**** Data lines
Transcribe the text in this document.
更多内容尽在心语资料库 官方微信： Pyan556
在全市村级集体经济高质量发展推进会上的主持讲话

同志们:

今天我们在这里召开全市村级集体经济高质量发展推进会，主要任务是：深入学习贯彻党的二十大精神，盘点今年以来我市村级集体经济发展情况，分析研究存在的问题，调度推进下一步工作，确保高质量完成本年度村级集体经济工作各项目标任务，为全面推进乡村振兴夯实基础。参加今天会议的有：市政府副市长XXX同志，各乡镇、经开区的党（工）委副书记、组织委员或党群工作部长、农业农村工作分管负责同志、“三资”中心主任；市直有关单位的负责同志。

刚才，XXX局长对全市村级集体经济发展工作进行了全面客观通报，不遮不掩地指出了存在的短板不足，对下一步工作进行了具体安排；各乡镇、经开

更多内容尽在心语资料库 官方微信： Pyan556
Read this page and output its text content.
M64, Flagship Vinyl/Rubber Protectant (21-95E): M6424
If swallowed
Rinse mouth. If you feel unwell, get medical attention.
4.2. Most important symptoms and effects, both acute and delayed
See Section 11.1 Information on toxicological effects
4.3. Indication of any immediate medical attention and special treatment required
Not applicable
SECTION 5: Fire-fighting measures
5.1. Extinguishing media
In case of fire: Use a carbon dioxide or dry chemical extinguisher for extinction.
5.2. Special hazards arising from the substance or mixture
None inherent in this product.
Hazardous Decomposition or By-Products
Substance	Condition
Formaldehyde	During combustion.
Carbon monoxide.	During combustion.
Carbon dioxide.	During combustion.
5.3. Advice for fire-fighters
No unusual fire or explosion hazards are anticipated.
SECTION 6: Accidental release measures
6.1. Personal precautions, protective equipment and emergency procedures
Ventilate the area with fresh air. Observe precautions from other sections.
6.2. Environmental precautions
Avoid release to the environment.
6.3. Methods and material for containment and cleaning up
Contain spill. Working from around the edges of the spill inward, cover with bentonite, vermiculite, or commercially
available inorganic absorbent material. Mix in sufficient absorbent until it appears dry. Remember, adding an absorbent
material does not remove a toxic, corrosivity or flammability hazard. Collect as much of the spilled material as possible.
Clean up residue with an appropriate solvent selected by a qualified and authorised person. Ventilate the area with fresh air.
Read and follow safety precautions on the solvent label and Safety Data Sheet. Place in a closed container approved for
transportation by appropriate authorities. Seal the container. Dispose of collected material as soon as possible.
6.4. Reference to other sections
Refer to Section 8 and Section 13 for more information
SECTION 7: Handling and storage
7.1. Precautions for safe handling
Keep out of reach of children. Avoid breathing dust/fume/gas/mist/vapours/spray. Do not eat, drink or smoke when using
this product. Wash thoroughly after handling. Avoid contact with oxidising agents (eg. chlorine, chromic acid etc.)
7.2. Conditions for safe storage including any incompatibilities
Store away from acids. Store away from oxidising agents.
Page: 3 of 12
********
> **Problem description**: From the entries above, pull out each line that includes "possible".

> **Complete output**:
material does not remove a toxic, corrosivity or flammability hazard. Collect as much of the spilled material as possible.
transportation by appropriate authorities. Seal the container. Dispose of collected material as soon as possible.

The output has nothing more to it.